------ Extracted information
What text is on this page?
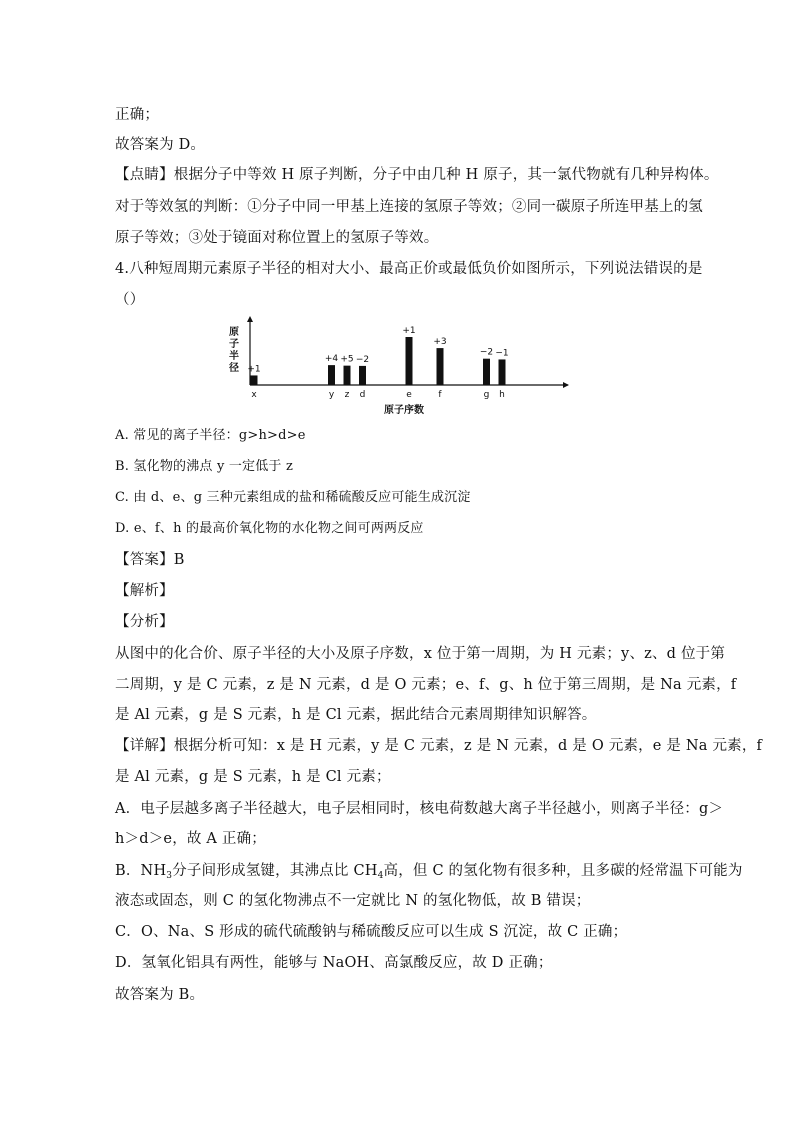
正确；
故答案为 D。
【点睛】根据分子中等效 H 原子判断，分子中由几种 H 原子，其一氯代物就有几种异构体。
对于等效氢的判断：①分子中同一甲基上连接的氢原子等效；②同一碳原子所连甲基上的氢
原子等效；③处于镜面对称位置上的氢原子等效。
4.八种短周期元素原子半径的相对大小、最高正价或最低负价如图所示，下列说法错误的是
（）
原
子
半
径
原子序数
+1
x
+4
y
+5
z
−2
d
+1
e
+3
f
−2
g
−1
h
A. 常见的离子半径：g>h>d>e
B. 氢化物的沸点 y 一定低于 z
C. 由 d、e、g 三种元素组成的盐和稀硫酸反应可能生成沉淀
D. e、f、h 的最高价氧化物的水化物之间可两两反应
【答案】B
【解析】
【分析】
从图中的化合价、原子半径的大小及原子序数，x 位于第一周期，为 H 元素；y、z、d 位于第
二周期，y 是 C 元素，z 是 N 元素，d 是 O 元素；e、f、g、h 位于第三周期，是 Na 元素，f
是 Al 元素，g 是 S 元素，h 是 Cl 元素，据此结合元素周期律知识解答。
【详解】根据分析可知：x 是 H 元素，y 是 C 元素，z 是 N 元素，d 是 O 元素，e 是 Na 元素，f
是 Al 元素，g 是 S 元素，h 是 Cl 元素；
A．电子层越多离子半径越大，电子层相同时，核电荷数越大离子半径越小，则离子半径：g＞
h＞d＞e，故 A 正确；
B．$NH_3$分子间形成氢键，其沸点比 $CH_4$高，但 C 的氢化物有很多种，且多碳的烃常温下可能为
液态或固态，则 C 的氢化物沸点不一定就比 N 的氢化物低，故 B 错误；
C．O、Na、S 形成的硫代硫酸钠与稀硫酸反应可以生成 S 沉淀，故 C 正确；
D．氢氧化铝具有两性，能够与 NaOH、高氯酸反应，故 D 正确；
故答案为 B。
------------
Your task:
Your task is to repeat the data above exactly while excluding the pictures.

Answer for the task:
What text is on this page?
正确；
故答案为 D。
【点睛】根据分子中等效 H 原子判断，分子中由几种 H 原子，其一氯代物就有几种异构体。
对于等效氢的判断：①分子中同一甲基上连接的氢原子等效；②同一碳原子所连甲基上的氢
原子等效；③处于镜面对称位置上的氢原子等效。
4.八种短周期元素原子半径的相对大小、最高正价或最低负价如图所示，下列说法错误的是
（）
原
子
半
径
原子序数
+1
x
+4
y
+5
z
−2
d
+1
e
+3
f
−2
g
−1
h
A. 常见的离子半径：g>h>d>e
B. 氢化物的沸点 y 一定低于 z
C. 由 d、e、g 三种元素组成的盐和稀硫酸反应可能生成沉淀
D. e、f、h 的最高价氧化物的水化物之间可两两反应
【答案】B
【解析】
【分析】
从图中的化合价、原子半径的大小及原子序数，x 位于第一周期，为 H 元素；y、z、d 位于第
二周期，y 是 C 元素，z 是 N 元素，d 是 O 元素；e、f、g、h 位于第三周期，是 Na 元素，f
是 Al 元素，g 是 S 元素，h 是 Cl 元素，据此结合元素周期律知识解答。
【详解】根据分析可知：x 是 H 元素，y 是 C 元素，z 是 N 元素，d 是 O 元素，e 是 Na 元素，f
是 Al 元素，g 是 S 元素，h 是 Cl 元素；
A．电子层越多离子半径越大，电子层相同时，核电荷数越大离子半径越小，则离子半径：g＞
h＞d＞e，故 A 正确；
B．$NH_3$分子间形成氢键，其沸点比 $CH_4$高，但 C 的氢化物有很多种，且多碳的烃常温下可能为
液态或固态，则 C 的氢化物沸点不一定就比 N 的氢化物低，故 B 错误；
C．O、Na、S 形成的硫代硫酸钠与稀硫酸反应可以生成 S 沉淀，故 C 正确；
D．氢氧化铝具有两性，能够与 NaOH、高氯酸反应，故 D 正确；
故答案为 B。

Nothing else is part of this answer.